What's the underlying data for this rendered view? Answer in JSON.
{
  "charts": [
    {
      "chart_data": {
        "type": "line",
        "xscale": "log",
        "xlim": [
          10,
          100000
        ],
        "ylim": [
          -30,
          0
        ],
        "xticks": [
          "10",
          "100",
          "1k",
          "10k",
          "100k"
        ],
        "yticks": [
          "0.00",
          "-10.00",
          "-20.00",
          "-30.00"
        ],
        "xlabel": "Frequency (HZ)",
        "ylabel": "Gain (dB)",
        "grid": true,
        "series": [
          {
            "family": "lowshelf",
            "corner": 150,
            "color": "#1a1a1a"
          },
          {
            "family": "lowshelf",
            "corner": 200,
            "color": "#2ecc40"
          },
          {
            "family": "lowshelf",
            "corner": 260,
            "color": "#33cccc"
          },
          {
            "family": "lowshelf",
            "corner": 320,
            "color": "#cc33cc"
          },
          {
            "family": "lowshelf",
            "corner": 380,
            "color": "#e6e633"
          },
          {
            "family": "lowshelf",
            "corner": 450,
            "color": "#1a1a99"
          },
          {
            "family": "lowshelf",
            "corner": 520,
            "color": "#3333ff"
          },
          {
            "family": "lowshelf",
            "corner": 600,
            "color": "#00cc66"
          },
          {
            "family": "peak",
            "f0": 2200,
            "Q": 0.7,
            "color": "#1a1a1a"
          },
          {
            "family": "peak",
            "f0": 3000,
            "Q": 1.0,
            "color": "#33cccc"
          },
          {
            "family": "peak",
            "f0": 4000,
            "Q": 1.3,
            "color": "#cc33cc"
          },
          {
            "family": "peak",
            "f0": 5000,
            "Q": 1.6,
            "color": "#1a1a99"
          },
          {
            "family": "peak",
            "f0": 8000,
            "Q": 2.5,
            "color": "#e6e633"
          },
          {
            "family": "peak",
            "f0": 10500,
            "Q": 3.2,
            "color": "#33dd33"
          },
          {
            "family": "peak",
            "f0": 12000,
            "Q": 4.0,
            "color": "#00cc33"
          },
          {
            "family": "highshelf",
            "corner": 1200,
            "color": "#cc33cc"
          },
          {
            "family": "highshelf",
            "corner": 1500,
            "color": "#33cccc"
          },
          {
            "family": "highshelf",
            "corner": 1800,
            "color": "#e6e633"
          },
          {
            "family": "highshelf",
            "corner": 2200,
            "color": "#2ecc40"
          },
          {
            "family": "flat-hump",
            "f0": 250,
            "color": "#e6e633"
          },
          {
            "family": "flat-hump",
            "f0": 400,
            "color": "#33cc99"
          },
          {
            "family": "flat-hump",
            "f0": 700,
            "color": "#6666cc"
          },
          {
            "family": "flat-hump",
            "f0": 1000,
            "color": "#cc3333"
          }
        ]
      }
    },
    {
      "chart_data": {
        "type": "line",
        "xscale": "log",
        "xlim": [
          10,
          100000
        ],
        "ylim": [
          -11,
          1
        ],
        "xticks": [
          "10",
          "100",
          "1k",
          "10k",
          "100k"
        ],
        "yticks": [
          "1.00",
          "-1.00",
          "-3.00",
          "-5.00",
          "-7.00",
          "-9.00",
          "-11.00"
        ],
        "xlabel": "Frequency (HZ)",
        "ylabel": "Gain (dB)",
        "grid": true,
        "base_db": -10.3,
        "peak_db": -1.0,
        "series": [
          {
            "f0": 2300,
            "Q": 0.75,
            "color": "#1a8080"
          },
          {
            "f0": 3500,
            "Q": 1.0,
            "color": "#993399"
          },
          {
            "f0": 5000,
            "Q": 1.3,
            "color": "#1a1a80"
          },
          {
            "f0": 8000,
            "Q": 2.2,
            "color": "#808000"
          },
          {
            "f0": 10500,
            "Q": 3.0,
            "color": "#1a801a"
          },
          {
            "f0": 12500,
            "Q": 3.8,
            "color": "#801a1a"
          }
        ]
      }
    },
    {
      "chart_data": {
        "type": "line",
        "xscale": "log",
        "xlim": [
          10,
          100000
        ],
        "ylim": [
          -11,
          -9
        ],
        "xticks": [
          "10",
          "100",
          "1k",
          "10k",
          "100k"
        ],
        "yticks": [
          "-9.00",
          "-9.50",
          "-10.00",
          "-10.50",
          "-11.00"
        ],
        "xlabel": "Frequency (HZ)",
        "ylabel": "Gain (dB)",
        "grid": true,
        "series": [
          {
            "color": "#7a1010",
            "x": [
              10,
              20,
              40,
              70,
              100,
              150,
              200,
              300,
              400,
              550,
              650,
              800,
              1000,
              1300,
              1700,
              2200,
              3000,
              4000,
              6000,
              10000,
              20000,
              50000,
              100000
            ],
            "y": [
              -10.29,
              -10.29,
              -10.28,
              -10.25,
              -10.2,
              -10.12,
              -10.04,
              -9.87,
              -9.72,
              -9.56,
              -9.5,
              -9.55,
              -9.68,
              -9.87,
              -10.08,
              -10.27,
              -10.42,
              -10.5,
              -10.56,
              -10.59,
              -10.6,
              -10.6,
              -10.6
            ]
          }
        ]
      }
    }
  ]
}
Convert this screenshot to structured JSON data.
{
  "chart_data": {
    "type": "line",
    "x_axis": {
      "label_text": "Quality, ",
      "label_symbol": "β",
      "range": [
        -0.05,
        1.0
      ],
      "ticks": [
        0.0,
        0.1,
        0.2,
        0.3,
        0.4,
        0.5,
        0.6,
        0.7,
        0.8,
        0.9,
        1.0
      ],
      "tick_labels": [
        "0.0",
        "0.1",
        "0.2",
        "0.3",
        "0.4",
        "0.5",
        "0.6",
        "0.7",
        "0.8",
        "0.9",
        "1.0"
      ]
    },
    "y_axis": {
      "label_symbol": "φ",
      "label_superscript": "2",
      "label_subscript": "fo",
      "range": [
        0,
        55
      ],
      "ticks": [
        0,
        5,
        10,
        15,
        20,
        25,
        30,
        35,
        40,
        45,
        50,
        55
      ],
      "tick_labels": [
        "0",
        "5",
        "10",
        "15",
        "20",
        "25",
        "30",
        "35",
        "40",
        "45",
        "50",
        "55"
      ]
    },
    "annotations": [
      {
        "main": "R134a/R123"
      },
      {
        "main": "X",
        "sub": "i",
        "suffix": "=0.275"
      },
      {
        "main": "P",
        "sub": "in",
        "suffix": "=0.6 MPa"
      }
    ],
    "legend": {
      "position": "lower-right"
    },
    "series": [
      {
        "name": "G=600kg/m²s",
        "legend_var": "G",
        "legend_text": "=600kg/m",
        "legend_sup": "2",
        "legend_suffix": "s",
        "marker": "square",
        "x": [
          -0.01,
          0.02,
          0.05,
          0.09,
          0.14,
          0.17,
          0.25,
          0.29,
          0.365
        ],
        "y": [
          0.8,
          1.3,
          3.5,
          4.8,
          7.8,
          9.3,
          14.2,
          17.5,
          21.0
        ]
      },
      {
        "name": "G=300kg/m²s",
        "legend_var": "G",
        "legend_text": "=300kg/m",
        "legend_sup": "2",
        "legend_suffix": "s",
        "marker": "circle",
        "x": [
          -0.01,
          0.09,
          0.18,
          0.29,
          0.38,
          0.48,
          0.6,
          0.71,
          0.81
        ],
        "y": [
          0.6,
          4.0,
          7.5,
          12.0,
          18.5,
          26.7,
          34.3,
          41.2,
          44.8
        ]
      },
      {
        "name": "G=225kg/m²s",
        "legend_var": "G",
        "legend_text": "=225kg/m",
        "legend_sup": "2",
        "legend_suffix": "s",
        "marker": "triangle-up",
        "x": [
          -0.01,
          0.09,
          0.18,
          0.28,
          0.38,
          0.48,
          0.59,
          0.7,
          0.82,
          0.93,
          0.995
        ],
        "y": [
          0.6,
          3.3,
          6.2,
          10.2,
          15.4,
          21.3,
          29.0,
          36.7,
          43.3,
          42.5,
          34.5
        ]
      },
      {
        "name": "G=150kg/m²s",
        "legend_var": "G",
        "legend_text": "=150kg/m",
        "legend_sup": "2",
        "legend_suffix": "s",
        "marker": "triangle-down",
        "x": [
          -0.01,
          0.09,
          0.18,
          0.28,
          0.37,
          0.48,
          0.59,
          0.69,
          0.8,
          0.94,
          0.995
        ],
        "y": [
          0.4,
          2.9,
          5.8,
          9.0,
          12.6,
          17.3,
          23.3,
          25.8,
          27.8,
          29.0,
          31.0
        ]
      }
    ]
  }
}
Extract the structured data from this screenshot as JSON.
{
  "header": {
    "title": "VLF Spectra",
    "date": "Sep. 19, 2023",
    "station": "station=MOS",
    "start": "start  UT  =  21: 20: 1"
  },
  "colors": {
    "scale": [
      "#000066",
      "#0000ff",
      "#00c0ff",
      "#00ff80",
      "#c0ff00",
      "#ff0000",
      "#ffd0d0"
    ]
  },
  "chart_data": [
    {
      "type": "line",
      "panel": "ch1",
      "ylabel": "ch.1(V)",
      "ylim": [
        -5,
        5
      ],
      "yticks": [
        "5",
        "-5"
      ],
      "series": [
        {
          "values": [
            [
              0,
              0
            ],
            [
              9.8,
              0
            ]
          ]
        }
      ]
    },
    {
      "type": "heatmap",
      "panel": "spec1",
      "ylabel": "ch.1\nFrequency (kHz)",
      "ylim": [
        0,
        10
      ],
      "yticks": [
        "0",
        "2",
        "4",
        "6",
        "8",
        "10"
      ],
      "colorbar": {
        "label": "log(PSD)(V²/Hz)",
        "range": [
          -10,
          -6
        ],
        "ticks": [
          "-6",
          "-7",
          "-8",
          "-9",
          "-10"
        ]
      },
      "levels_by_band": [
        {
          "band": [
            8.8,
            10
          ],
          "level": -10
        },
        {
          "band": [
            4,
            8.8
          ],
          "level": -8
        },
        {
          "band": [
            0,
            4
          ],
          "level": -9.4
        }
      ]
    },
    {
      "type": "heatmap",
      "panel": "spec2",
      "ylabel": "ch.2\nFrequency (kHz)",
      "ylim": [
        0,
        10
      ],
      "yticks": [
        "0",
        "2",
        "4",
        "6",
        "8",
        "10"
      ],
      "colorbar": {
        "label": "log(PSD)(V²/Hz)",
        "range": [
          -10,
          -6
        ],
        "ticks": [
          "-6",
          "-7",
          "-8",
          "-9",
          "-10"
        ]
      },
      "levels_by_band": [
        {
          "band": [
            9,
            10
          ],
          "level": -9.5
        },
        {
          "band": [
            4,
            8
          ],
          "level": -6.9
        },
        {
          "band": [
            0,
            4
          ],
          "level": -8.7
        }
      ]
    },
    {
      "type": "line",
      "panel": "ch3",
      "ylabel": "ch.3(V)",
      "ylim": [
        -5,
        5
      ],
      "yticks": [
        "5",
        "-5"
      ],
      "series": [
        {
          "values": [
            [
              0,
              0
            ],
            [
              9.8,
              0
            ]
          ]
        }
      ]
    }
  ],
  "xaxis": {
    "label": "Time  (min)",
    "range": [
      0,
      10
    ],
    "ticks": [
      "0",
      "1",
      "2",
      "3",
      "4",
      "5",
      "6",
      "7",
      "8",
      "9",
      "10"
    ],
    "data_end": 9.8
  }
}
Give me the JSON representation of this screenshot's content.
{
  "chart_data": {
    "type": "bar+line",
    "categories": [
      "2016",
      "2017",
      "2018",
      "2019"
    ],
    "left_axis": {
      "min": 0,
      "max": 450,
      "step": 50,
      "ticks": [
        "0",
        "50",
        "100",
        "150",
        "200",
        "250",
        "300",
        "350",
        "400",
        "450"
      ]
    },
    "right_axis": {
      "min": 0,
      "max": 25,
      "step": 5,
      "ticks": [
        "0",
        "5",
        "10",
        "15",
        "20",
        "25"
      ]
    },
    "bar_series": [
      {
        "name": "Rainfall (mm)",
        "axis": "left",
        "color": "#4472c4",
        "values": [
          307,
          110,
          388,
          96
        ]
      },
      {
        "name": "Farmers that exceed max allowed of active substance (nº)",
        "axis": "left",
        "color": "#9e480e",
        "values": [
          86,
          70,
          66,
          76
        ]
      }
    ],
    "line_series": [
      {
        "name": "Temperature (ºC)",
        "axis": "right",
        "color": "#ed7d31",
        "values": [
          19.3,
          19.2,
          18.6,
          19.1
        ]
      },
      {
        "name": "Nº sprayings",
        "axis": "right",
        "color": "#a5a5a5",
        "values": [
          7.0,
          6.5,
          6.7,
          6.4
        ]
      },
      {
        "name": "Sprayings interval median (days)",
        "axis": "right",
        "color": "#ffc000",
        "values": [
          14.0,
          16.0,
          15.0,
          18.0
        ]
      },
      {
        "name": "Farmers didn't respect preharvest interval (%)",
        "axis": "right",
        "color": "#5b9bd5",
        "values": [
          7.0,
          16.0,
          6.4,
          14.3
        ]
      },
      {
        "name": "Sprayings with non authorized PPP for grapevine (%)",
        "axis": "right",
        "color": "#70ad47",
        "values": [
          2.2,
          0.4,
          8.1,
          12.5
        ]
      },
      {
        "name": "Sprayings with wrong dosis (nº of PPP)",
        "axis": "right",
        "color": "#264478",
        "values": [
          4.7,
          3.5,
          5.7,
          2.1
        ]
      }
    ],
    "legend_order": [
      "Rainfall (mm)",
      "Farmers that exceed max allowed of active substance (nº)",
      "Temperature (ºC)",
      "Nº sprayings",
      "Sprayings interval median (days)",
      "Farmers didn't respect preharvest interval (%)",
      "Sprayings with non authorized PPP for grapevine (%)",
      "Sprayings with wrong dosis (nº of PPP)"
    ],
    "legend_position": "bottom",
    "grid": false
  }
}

┄┄┄┄┄┄┄┄┄┄┄┄┄┄┄┄┄┄┄┄

● Work to be completed:
Above are the records. Copy every line in them holding "screenshot".

● Solution to this problem:
Convert this screenshot to structured JSON data.
Extract the structured data from this screenshot as JSON.
Give me the JSON representation of this screenshot's content.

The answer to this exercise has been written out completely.